## START INPUT RECORDS

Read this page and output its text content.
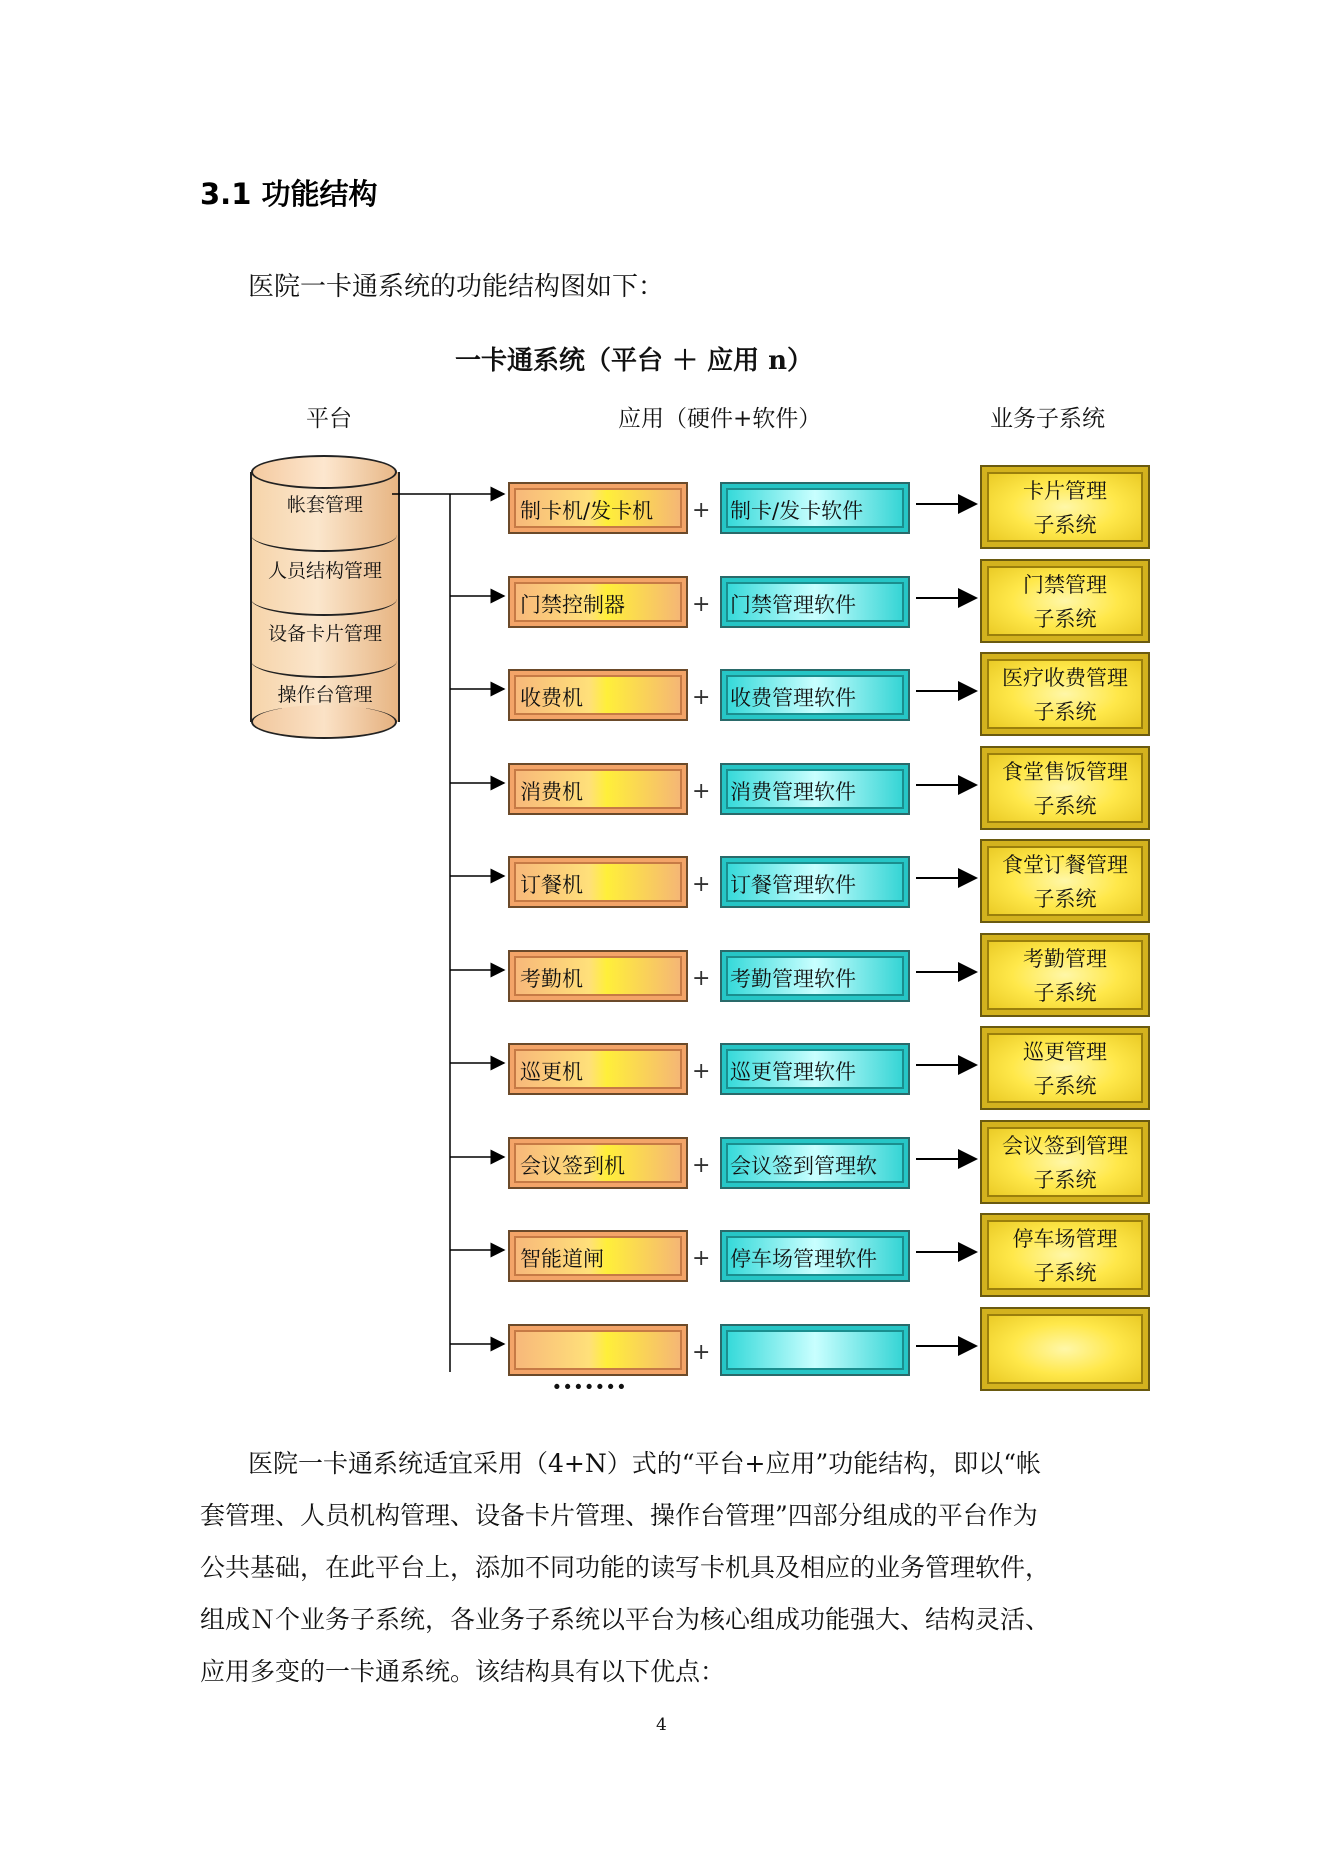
3.1 功能结构
医院一卡通系统的功能结构图如下：
一卡通系统（平台 ＋ 应用 n）
平台	应用（硬件+软件）	业务子系统
帐套管理
人员结构管理
设备卡片管理
操作台管理
制卡机/发卡机	+ 制卡/发卡软件
卡片管理
子系统
门禁控制器	+ 门禁管理软件
门禁管理
子系统
收费机	+ 收费管理软件
医疗收费管理
子系统
消费机	+ 消费管理软件
食堂售饭管理
子系统
订餐机	+ 订餐管理软件
食堂订餐管理
子系统
考勤机	+ 考勤管理软件
考勤管理
子系统
巡更机	+ 巡更管理软件
巡更管理
子系统
会议签到机	+ 会议签到管理软
会议签到管理
子系统
智能道闸	+ 停车场管理软件
停车场管理
子系统
+
·······

医院一卡通系统适宜采用（4+N）式的“平台+应用”功能结构，即以“帐

套管理、人员机构管理、设备卡片管理、操作台管理”四部分组成的平台作为

公共基础，在此平台上，添加不同功能的读写卡机具及相应的业务管理软件，

组成Ｎ个业务子系统，各业务子系统以平台为核心组成功能强大、结构灵活、

应用多变的一卡通系统。该结构具有以下优点：

4
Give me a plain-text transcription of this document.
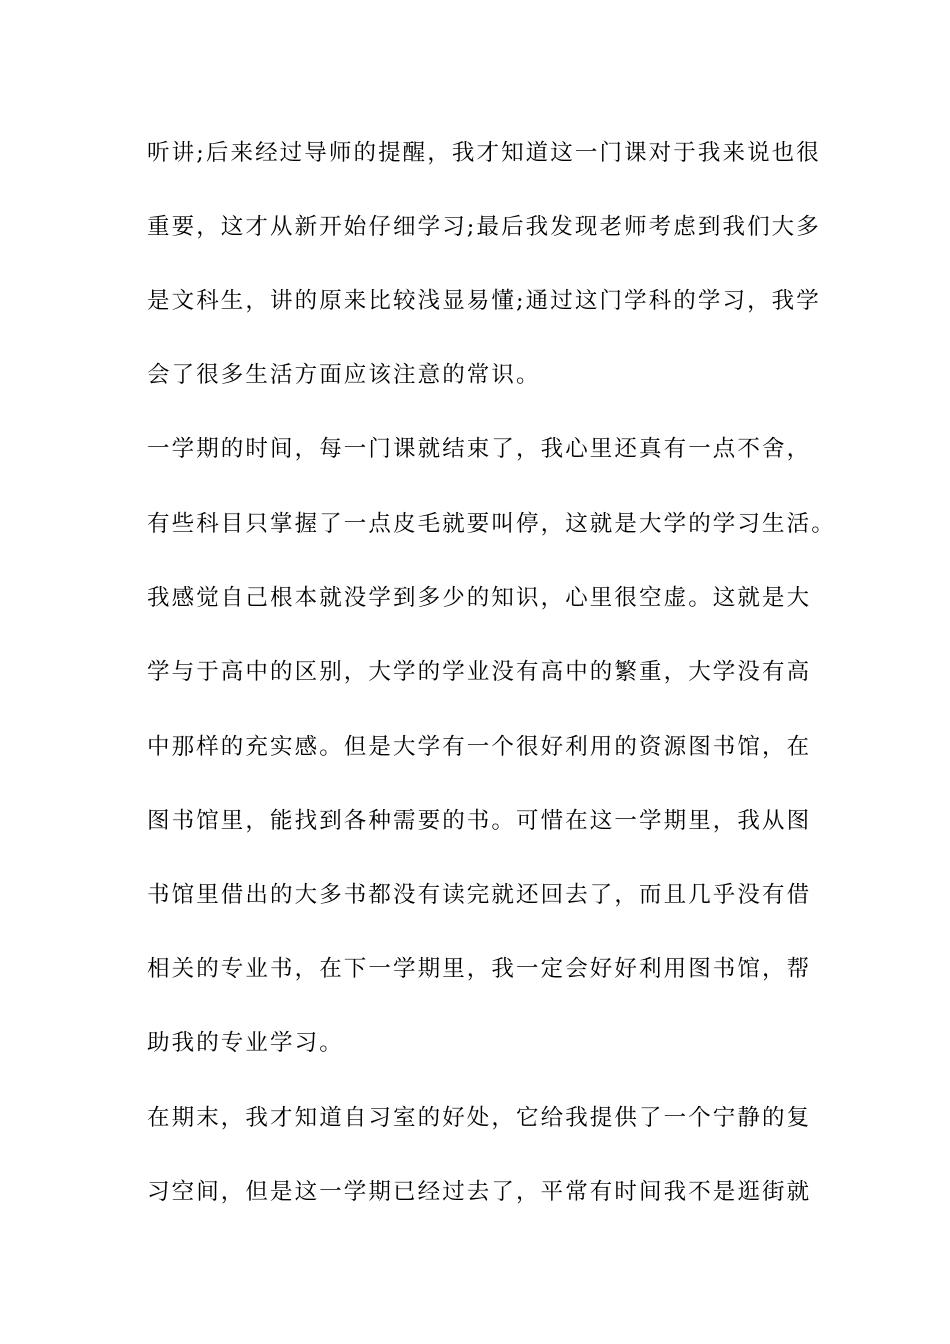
听讲;后来经过导师的提醒，我才知道这一门课对于我来说也很

重要，这才从新开始仔细学习;最后我发现老师考虑到我们大多

是文科生，讲的原来比较浅显易懂;通过这门学科的学习，我学

会了很多生活方面应该注意的常识。

一学期的时间，每一门课就结束了，我心里还真有一点不舍，

有些科目只掌握了一点皮毛就要叫停，这就是大学的学习生活。

我感觉自己根本就没学到多少的知识，心里很空虚。这就是大

学与于高中的区别，大学的学业没有高中的繁重，大学没有高

中那样的充实感。但是大学有一个很好利用的资源图书馆，在

图书馆里，能找到各种需要的书。可惜在这一学期里，我从图

书馆里借出的大多书都没有读完就还回去了，而且几乎没有借

相关的专业书，在下一学期里，我一定会好好利用图书馆，帮

助我的专业学习。

在期末，我才知道自习室的好处，它给我提供了一个宁静的复

习空间，但是这一学期已经过去了，平常有时间我不是逛街就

## END INPUT RECORDS

• TASK INSTRUCTIONS
Skip the images and write out the rest of the listing exactly.

• EXERCISE OUTPUT
Read this page and output its text content.
3.1 功能结构
医院一卡通系统的功能结构图如下：
一卡通系统（平台 ＋ 应用 n）
平台	应用（硬件+软件）	业务子系统
帐套管理
人员结构管理
设备卡片管理
操作台管理
制卡机/发卡机	+ 制卡/发卡软件
卡片管理
子系统
门禁控制器	+ 门禁管理软件
门禁管理
子系统
收费机	+ 收费管理软件
医疗收费管理
子系统
消费机	+ 消费管理软件
食堂售饭管理
子系统
订餐机	+ 订餐管理软件
食堂订餐管理
子系统
考勤机	+ 考勤管理软件
考勤管理
子系统
巡更机	+ 巡更管理软件
巡更管理
子系统
会议签到机	+ 会议签到管理软
会议签到管理
子系统
智能道闸	+ 停车场管理软件
停车场管理
子系统
+
·······

医院一卡通系统适宜采用（4+N）式的“平台+应用”功能结构，即以“帐

套管理、人员机构管理、设备卡片管理、操作台管理”四部分组成的平台作为

公共基础，在此平台上，添加不同功能的读写卡机具及相应的业务管理软件，

组成Ｎ个业务子系统，各业务子系统以平台为核心组成功能强大、结构灵活、

应用多变的一卡通系统。该结构具有以下优点：

4
Give me a plain-text transcription of this document.
听讲;后来经过导师的提醒，我才知道这一门课对于我来说也很

重要，这才从新开始仔细学习;最后我发现老师考虑到我们大多

是文科生，讲的原来比较浅显易懂;通过这门学科的学习，我学

会了很多生活方面应该注意的常识。

一学期的时间，每一门课就结束了，我心里还真有一点不舍，

有些科目只掌握了一点皮毛就要叫停，这就是大学的学习生活。

我感觉自己根本就没学到多少的知识，心里很空虚。这就是大

学与于高中的区别，大学的学业没有高中的繁重，大学没有高

中那样的充实感。但是大学有一个很好利用的资源图书馆，在

图书馆里，能找到各种需要的书。可惜在这一学期里，我从图

书馆里借出的大多书都没有读完就还回去了，而且几乎没有借

相关的专业书，在下一学期里，我一定会好好利用图书馆，帮

助我的专业学习。

在期末，我才知道自习室的好处，它给我提供了一个宁静的复

习空间，但是这一学期已经过去了，平常有时间我不是逛街就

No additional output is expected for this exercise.